> EXERCISE TASK
Output all the material that follows, exactly as given.

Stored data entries
----

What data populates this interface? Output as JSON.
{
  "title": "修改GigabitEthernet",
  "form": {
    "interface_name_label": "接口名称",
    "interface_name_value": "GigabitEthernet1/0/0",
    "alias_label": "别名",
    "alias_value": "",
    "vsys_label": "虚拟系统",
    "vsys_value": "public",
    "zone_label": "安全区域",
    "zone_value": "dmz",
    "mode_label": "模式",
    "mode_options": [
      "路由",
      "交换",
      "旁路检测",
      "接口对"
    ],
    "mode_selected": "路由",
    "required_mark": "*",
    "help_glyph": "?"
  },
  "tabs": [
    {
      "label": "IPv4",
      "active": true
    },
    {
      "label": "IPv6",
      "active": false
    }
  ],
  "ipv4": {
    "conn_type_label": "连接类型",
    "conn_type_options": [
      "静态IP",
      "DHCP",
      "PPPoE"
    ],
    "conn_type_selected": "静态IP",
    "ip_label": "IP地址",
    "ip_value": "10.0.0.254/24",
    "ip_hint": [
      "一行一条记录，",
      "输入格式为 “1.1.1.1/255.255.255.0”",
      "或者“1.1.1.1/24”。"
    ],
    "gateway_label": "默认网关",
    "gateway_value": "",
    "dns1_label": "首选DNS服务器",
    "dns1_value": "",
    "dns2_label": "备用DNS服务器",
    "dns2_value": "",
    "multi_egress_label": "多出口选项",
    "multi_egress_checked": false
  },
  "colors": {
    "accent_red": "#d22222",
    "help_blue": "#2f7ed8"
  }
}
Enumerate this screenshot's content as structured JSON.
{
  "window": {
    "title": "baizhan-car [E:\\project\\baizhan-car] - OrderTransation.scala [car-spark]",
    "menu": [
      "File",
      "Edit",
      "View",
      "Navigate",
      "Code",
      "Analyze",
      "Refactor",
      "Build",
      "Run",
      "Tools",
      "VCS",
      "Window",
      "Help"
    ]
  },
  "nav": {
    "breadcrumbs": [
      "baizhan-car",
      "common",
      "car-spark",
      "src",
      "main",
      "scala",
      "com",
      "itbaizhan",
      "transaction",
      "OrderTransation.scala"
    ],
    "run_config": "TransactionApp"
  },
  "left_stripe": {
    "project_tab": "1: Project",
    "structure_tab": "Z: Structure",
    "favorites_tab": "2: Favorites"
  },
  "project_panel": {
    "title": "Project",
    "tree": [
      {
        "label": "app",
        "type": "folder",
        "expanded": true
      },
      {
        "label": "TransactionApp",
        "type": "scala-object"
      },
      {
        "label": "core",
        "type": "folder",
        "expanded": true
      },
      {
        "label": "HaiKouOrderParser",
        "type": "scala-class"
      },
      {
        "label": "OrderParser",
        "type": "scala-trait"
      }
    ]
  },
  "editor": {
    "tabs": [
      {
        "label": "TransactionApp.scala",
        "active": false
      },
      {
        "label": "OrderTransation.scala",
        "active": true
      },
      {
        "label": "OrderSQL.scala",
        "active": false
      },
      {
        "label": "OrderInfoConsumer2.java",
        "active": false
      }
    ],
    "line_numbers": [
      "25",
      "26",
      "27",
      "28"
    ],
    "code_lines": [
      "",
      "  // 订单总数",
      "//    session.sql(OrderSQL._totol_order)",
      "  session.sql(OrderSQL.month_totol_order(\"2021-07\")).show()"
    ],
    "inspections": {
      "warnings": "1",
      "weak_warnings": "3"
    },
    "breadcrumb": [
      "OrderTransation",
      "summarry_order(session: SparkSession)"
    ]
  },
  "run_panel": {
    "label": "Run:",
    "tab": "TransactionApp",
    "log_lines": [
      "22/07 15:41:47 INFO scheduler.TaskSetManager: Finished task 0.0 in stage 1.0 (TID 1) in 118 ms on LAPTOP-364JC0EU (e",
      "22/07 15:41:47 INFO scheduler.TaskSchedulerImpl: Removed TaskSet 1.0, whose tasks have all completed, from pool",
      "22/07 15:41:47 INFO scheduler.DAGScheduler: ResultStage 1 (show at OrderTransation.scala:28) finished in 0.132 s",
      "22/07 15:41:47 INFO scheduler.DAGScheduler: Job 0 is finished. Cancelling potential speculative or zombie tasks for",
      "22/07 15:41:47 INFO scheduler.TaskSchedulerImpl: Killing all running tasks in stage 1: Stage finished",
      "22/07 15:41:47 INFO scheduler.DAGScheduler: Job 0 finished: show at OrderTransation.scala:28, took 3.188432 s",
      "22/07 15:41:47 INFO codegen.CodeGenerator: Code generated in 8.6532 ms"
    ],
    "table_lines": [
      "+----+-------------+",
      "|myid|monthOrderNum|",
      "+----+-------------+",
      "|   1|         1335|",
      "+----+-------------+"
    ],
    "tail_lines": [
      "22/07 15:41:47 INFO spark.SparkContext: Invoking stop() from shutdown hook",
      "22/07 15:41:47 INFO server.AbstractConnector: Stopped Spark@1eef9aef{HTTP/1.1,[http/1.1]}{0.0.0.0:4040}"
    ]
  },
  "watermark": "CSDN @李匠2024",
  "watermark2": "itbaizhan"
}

----

> EXERCISE RESPONSE
What data populates this interface? Output as JSON.
{
  "title": "修改GigabitEthernet",
  "form": {
    "interface_name_label": "接口名称",
    "interface_name_value": "GigabitEthernet1/0/0",
    "alias_label": "别名",
    "alias_value": "",
    "vsys_label": "虚拟系统",
    "vsys_value": "public",
    "zone_label": "安全区域",
    "zone_value": "dmz",
    "mode_label": "模式",
    "mode_options": [
      "路由",
      "交换",
      "旁路检测",
      "接口对"
    ],
    "mode_selected": "路由",
    "required_mark": "*",
    "help_glyph": "?"
  },
  "tabs": [
    {
      "label": "IPv4",
      "active": true
    },
    {
      "label": "IPv6",
      "active": false
    }
  ],
  "ipv4": {
    "conn_type_label": "连接类型",
    "conn_type_options": [
      "静态IP",
      "DHCP",
      "PPPoE"
    ],
    "conn_type_selected": "静态IP",
    "ip_label": "IP地址",
    "ip_value": "10.0.0.254/24",
    "ip_hint": [
      "一行一条记录，",
      "输入格式为 “1.1.1.1/255.255.255.0”",
      "或者“1.1.1.1/24”。"
    ],
    "gateway_label": "默认网关",
    "gateway_value": "",
    "dns1_label": "首选DNS服务器",
    "dns1_value": "",
    "dns2_label": "备用DNS服务器",
    "dns2_value": "",
    "multi_egress_label": "多出口选项",
    "multi_egress_checked": false
  },
  "colors": {
    "accent_red": "#d22222",
    "help_blue": "#2f7ed8"
  }
}
Enumerate this screenshot's content as structured JSON.
{
  "window": {
    "title": "baizhan-car [E:\\project\\baizhan-car] - OrderTransation.scala [car-spark]",
    "menu": [
      "File",
      "Edit",
      "View",
      "Navigate",
      "Code",
      "Analyze",
      "Refactor",
      "Build",
      "Run",
      "Tools",
      "VCS",
      "Window",
      "Help"
    ]
  },
  "nav": {
    "breadcrumbs": [
      "baizhan-car",
      "common",
      "car-spark",
      "src",
      "main",
      "scala",
      "com",
      "itbaizhan",
      "transaction",
      "OrderTransation.scala"
    ],
    "run_config": "TransactionApp"
  },
  "left_stripe": {
    "project_tab": "1: Project",
    "structure_tab": "Z: Structure",
    "favorites_tab": "2: Favorites"
  },
  "project_panel": {
    "title": "Project",
    "tree": [
      {
        "label": "app",
        "type": "folder",
        "expanded": true
      },
      {
        "label": "TransactionApp",
        "type": "scala-object"
      },
      {
        "label": "core",
        "type": "folder",
        "expanded": true
      },
      {
        "label": "HaiKouOrderParser",
        "type": "scala-class"
      },
      {
        "label": "OrderParser",
        "type": "scala-trait"
      }
    ]
  },
  "editor": {
    "tabs": [
      {
        "label": "TransactionApp.scala",
        "active": false
      },
      {
        "label": "OrderTransation.scala",
        "active": true
      },
      {
        "label": "OrderSQL.scala",
        "active": false
      },
      {
        "label": "OrderInfoConsumer2.java",
        "active": false
      }
    ],
    "line_numbers": [
      "25",
      "26",
      "27",
      "28"
    ],
    "code_lines": [
      "",
      "  // 订单总数",
      "//    session.sql(OrderSQL._totol_order)",
      "  session.sql(OrderSQL.month_totol_order(\"2021-07\")).show()"
    ],
    "inspections": {
      "warnings": "1",
      "weak_warnings": "3"
    },
    "breadcrumb": [
      "OrderTransation",
      "summarry_order(session: SparkSession)"
    ]
  },
  "run_panel": {
    "label": "Run:",
    "tab": "TransactionApp",
    "log_lines": [
      "22/07 15:41:47 INFO scheduler.TaskSetManager: Finished task 0.0 in stage 1.0 (TID 1) in 118 ms on LAPTOP-364JC0EU (e",
      "22/07 15:41:47 INFO scheduler.TaskSchedulerImpl: Removed TaskSet 1.0, whose tasks have all completed, from pool",
      "22/07 15:41:47 INFO scheduler.DAGScheduler: ResultStage 1 (show at OrderTransation.scala:28) finished in 0.132 s",
      "22/07 15:41:47 INFO scheduler.DAGScheduler: Job 0 is finished. Cancelling potential speculative or zombie tasks for",
      "22/07 15:41:47 INFO scheduler.TaskSchedulerImpl: Killing all running tasks in stage 1: Stage finished",
      "22/07 15:41:47 INFO scheduler.DAGScheduler: Job 0 finished: show at OrderTransation.scala:28, took 3.188432 s",
      "22/07 15:41:47 INFO codegen.CodeGenerator: Code generated in 8.6532 ms"
    ],
    "table_lines": [
      "+----+-------------+",
      "|myid|monthOrderNum|",
      "+----+-------------+",
      "|   1|         1335|",
      "+----+-------------+"
    ],
    "tail_lines": [
      "22/07 15:41:47 INFO spark.SparkContext: Invoking stop() from shutdown hook",
      "22/07 15:41:47 INFO server.AbstractConnector: Stopped Spark@1eef9aef{HTTP/1.1,[http/1.1]}{0.0.0.0:4040}"
    ]
  },
  "watermark": "CSDN @李匠2024",
  "watermark2": "itbaizhan"
}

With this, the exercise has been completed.